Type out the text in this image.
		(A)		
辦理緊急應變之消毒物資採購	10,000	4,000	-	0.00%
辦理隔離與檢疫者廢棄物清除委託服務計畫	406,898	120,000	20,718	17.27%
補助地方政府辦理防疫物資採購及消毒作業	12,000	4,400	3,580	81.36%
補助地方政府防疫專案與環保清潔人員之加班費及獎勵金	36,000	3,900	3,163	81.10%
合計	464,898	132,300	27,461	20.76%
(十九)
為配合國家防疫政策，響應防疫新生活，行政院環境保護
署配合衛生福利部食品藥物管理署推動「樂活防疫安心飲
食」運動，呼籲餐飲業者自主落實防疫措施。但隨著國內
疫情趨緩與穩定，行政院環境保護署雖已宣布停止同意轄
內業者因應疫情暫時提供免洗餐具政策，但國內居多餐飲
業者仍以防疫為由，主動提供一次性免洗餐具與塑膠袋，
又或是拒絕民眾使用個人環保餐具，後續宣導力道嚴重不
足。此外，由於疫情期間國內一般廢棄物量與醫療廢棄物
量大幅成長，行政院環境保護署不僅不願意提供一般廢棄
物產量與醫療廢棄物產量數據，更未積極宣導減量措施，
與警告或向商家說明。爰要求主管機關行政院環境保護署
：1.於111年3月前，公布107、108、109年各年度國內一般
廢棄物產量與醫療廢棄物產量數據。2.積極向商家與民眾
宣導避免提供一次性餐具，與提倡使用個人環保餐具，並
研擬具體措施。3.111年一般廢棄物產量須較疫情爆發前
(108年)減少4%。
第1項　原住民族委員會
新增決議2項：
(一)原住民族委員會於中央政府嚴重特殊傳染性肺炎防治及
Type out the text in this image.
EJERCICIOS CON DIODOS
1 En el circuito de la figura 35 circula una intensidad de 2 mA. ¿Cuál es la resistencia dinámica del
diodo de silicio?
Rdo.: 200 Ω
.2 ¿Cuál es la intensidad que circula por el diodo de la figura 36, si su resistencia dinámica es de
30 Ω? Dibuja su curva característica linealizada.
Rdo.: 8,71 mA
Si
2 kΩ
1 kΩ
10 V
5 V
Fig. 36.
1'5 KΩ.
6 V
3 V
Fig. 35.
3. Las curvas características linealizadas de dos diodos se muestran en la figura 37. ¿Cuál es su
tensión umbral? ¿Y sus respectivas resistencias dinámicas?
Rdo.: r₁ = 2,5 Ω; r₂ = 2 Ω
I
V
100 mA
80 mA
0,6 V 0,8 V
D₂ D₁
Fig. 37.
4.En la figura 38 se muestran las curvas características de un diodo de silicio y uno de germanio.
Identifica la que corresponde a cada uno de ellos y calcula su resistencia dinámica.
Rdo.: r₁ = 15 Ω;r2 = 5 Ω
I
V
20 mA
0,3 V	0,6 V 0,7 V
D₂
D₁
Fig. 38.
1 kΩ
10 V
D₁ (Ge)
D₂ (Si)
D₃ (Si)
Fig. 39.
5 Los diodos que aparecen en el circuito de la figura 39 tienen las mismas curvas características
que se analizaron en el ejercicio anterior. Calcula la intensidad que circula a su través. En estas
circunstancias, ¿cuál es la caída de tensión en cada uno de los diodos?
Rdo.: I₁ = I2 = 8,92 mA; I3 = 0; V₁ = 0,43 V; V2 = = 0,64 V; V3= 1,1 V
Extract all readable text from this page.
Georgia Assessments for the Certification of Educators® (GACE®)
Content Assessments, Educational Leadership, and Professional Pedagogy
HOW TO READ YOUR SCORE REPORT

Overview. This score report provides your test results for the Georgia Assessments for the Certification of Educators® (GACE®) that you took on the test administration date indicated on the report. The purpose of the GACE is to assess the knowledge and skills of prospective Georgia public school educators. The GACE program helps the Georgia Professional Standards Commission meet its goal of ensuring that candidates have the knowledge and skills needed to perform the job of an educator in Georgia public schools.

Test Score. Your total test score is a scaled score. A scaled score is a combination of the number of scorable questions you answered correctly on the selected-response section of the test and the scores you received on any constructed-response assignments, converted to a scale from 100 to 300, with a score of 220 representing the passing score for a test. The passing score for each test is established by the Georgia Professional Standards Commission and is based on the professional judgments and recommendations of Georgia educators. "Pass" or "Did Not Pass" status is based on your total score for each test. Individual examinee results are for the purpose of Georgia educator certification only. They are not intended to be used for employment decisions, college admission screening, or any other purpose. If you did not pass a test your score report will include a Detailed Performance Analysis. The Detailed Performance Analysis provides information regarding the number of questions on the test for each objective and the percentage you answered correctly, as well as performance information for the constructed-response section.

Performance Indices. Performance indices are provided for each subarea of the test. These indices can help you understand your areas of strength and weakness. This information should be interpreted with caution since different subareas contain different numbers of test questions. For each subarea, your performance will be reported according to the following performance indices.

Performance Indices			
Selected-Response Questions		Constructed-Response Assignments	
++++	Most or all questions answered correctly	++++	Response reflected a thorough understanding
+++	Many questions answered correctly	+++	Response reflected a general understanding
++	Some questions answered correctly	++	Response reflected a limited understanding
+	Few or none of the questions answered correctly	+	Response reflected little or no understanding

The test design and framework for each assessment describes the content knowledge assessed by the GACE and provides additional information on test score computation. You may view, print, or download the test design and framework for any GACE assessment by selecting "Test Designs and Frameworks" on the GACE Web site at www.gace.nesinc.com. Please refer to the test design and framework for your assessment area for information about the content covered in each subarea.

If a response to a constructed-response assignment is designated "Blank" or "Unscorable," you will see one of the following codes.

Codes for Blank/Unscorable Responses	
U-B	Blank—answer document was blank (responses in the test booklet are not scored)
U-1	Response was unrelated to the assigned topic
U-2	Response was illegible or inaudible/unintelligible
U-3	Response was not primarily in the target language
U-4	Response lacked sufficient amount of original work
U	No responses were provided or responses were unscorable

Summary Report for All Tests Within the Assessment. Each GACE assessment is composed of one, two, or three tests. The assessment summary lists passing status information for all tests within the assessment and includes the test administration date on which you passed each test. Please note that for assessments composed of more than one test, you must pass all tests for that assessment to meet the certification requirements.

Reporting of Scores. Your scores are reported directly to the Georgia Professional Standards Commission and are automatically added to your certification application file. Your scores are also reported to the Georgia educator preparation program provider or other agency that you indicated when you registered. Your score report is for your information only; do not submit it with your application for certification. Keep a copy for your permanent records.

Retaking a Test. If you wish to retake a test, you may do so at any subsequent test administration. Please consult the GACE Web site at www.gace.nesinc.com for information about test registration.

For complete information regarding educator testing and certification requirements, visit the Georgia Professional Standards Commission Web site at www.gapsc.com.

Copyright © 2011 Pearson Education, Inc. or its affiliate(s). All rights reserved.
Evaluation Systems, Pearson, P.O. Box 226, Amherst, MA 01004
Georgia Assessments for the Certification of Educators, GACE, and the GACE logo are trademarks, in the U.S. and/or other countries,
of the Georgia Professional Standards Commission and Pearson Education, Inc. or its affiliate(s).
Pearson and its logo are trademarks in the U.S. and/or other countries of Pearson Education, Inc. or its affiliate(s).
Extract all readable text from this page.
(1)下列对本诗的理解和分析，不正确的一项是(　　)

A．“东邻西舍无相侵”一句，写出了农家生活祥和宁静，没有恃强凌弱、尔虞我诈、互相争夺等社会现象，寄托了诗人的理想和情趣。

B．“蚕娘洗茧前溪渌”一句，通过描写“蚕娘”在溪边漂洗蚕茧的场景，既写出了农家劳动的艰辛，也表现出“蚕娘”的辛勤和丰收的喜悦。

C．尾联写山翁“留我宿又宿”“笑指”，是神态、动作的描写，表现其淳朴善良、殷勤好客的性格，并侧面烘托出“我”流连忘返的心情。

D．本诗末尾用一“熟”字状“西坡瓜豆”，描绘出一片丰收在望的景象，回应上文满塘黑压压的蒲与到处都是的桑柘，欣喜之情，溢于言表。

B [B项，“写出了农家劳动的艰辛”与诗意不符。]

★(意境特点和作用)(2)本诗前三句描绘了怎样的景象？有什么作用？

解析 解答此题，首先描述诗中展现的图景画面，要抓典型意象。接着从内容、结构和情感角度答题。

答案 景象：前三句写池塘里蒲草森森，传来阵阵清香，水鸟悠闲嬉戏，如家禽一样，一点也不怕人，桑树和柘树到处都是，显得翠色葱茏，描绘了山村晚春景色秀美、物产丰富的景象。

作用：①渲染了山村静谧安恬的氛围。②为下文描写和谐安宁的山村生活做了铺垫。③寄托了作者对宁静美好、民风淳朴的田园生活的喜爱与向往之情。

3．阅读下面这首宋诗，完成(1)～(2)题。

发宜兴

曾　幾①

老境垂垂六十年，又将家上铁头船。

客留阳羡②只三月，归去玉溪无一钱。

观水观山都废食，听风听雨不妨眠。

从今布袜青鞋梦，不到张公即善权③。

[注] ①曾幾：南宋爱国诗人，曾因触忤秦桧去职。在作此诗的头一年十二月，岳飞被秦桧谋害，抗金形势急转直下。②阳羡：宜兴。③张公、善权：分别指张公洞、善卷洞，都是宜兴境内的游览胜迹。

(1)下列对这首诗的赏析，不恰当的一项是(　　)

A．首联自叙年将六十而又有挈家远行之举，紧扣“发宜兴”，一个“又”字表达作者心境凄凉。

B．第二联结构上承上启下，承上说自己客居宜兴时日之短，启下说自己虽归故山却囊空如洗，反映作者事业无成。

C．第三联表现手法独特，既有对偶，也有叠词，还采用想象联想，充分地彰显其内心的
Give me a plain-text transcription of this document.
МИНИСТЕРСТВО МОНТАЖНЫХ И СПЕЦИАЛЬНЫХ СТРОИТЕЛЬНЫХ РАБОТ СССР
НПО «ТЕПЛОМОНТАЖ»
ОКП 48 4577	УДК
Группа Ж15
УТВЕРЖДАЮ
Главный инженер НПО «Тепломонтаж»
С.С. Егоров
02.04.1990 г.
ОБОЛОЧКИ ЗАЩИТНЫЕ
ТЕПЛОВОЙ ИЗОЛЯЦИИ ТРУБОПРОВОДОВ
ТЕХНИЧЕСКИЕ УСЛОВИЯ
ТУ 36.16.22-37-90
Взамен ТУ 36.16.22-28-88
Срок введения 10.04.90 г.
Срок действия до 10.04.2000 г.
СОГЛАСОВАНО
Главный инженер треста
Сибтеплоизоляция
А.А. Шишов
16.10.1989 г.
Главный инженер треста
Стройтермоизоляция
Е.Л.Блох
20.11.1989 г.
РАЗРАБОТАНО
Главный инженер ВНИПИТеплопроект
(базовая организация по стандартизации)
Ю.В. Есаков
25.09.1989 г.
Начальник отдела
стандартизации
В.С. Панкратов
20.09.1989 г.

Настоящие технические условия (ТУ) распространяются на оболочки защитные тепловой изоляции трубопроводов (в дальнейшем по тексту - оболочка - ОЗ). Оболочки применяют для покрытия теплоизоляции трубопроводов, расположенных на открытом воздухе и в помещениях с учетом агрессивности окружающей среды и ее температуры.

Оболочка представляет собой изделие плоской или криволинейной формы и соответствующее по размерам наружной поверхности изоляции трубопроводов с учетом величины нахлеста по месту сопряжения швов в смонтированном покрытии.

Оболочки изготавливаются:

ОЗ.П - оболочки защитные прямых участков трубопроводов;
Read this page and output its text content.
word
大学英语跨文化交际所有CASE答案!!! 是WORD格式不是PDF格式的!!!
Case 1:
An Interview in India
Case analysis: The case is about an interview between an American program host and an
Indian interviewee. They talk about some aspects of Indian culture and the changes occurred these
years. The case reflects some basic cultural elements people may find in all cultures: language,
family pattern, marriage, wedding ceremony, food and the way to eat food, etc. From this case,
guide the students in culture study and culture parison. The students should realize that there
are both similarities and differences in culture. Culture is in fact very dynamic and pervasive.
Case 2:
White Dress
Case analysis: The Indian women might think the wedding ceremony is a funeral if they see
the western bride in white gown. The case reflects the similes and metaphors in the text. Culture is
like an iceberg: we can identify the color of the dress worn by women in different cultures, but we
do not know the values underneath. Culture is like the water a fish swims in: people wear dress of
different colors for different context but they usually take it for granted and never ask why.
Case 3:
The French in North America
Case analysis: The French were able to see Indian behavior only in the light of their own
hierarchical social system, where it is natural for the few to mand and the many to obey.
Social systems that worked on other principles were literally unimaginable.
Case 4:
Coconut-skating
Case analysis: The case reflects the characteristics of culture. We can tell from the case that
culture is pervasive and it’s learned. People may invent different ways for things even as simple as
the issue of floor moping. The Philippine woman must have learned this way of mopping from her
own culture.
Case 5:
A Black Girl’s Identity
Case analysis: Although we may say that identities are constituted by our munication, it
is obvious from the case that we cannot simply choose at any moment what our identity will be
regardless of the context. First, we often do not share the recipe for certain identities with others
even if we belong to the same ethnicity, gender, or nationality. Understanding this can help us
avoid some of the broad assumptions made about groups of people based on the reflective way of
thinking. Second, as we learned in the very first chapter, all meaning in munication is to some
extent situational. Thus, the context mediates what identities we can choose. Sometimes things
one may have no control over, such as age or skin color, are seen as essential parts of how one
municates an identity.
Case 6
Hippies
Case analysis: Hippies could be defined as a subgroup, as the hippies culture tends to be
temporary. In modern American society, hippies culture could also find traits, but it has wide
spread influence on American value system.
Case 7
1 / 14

========================================================================

Each line in the entries above that includes the string "intensidad" should be extracted.

1 En el circuito de la figura 35 circula una intensidad de 2 mA. ¿Cuál es la resistencia dinámica del
.2 ¿Cuál es la intensidad que circula por el diodo de la figura 36, si su resistencia dinámica es de
que se analizaron en el ejercicio anterior. Calcula la intensidad que circula a su través. En estas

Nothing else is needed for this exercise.